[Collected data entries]
━━━━━━━━

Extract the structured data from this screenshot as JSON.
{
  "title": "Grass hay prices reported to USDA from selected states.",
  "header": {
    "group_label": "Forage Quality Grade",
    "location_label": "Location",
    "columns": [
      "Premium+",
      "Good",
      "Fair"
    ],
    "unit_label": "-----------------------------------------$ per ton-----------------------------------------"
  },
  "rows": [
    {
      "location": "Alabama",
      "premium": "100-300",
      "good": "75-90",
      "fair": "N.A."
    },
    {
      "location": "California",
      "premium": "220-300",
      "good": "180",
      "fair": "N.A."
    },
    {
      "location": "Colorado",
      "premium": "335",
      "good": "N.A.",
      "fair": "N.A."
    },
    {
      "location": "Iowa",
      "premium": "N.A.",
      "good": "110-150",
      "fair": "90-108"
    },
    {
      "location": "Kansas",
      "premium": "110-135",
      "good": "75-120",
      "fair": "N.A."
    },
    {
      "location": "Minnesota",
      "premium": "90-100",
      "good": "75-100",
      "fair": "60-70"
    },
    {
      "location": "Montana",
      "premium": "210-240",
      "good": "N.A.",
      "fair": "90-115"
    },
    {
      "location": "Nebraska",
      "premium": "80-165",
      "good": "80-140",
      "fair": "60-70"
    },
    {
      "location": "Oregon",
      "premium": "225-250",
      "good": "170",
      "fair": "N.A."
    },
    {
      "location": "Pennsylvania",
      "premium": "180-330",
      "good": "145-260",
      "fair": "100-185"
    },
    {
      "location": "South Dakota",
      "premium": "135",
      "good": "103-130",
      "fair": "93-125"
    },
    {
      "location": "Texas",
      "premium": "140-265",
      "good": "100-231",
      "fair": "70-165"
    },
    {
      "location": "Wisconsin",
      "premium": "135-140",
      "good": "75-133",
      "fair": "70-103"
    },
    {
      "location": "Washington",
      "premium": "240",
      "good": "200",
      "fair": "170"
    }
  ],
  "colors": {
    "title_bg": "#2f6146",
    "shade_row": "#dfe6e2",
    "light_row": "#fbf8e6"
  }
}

━━━━━━━━

STATED EXERCISE ▸ Extract all lines as given.

EXERCISE ANSWER ▸
Extract the structured data from this screenshot as JSON.
{
  "title": "Grass hay prices reported to USDA from selected states.",
  "header": {
    "group_label": "Forage Quality Grade",
    "location_label": "Location",
    "columns": [
      "Premium+",
      "Good",
      "Fair"
    ],
    "unit_label": "-----------------------------------------$ per ton-----------------------------------------"
  },
  "rows": [
    {
      "location": "Alabama",
      "premium": "100-300",
      "good": "75-90",
      "fair": "N.A."
    },
    {
      "location": "California",
      "premium": "220-300",
      "good": "180",
      "fair": "N.A."
    },
    {
      "location": "Colorado",
      "premium": "335",
      "good": "N.A.",
      "fair": "N.A."
    },
    {
      "location": "Iowa",
      "premium": "N.A.",
      "good": "110-150",
      "fair": "90-108"
    },
    {
      "location": "Kansas",
      "premium": "110-135",
      "good": "75-120",
      "fair": "N.A."
    },
    {
      "location": "Minnesota",
      "premium": "90-100",
      "good": "75-100",
      "fair": "60-70"
    },
    {
      "location": "Montana",
      "premium": "210-240",
      "good": "N.A.",
      "fair": "90-115"
    },
    {
      "location": "Nebraska",
      "premium": "80-165",
      "good": "80-140",
      "fair": "60-70"
    },
    {
      "location": "Oregon",
      "premium": "225-250",
      "good": "170",
      "fair": "N.A."
    },
    {
      "location": "Pennsylvania",
      "premium": "180-330",
      "good": "145-260",
      "fair": "100-185"
    },
    {
      "location": "South Dakota",
      "premium": "135",
      "good": "103-130",
      "fair": "93-125"
    },
    {
      "location": "Texas",
      "premium": "140-265",
      "good": "100-231",
      "fair": "70-165"
    },
    {
      "location": "Wisconsin",
      "premium": "135-140",
      "good": "75-133",
      "fair": "70-103"
    },
    {
      "location": "Washington",
      "premium": "240",
      "good": "200",
      "fair": "170"
    }
  ],
  "colors": {
    "title_bg": "#2f6146",
    "shade_row": "#dfe6e2",
    "light_row": "#fbf8e6"
  }
}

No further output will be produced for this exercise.